>> Start Input rows

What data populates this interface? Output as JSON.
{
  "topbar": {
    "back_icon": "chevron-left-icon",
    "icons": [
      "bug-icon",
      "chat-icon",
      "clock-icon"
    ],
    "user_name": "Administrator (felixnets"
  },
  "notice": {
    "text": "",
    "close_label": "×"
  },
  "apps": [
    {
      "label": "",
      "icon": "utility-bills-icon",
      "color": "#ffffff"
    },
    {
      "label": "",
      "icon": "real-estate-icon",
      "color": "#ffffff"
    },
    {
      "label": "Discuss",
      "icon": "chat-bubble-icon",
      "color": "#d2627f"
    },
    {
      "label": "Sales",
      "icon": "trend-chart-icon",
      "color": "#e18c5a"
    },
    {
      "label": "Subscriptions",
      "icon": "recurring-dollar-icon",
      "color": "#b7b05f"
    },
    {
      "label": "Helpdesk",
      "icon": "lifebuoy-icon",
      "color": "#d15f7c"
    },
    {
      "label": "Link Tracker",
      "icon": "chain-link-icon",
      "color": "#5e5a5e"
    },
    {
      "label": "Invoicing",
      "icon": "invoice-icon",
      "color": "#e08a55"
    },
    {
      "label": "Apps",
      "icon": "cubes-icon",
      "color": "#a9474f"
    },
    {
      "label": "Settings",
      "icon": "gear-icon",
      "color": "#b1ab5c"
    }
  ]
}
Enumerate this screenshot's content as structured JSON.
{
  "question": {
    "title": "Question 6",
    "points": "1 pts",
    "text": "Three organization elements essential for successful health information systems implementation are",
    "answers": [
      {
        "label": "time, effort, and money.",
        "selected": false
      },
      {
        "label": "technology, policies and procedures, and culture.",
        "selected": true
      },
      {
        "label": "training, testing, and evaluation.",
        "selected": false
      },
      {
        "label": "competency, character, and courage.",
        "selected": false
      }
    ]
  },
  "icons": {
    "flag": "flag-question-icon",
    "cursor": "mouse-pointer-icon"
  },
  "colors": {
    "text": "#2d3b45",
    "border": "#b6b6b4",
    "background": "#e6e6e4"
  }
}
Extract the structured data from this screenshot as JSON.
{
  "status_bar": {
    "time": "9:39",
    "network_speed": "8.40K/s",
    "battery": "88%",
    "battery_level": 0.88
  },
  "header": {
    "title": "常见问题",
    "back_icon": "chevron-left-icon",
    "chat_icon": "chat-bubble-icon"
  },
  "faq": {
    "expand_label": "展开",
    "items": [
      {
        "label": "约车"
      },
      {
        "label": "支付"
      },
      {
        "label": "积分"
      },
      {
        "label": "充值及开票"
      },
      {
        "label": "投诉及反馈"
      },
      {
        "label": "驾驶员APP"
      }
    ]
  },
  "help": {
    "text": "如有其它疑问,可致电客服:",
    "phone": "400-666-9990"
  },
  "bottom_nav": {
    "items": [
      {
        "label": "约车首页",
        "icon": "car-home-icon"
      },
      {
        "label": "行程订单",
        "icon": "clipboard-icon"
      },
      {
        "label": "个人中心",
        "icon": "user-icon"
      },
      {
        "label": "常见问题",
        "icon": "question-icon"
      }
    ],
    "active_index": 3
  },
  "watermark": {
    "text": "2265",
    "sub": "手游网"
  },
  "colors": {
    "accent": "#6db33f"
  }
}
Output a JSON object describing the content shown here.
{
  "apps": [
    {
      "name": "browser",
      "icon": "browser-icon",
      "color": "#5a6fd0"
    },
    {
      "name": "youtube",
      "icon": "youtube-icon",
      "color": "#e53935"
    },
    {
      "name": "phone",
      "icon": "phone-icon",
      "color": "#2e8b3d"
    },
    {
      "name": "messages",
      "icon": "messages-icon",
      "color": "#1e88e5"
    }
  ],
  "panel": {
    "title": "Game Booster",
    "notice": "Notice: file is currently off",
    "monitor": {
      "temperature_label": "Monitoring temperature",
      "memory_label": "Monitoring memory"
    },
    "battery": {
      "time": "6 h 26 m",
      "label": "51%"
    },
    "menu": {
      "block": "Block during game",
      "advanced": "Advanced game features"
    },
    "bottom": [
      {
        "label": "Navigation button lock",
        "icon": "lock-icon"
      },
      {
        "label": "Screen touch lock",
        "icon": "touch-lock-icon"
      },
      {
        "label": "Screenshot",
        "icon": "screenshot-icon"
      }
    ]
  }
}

>> End Input rows

Search the data for the word "this" and copy each line where it appears.

■ **Result**:
What data populates this interface? Output as JSON.
Enumerate this screenshot's content as structured JSON.
Extract the structured data from this screenshot as JSON.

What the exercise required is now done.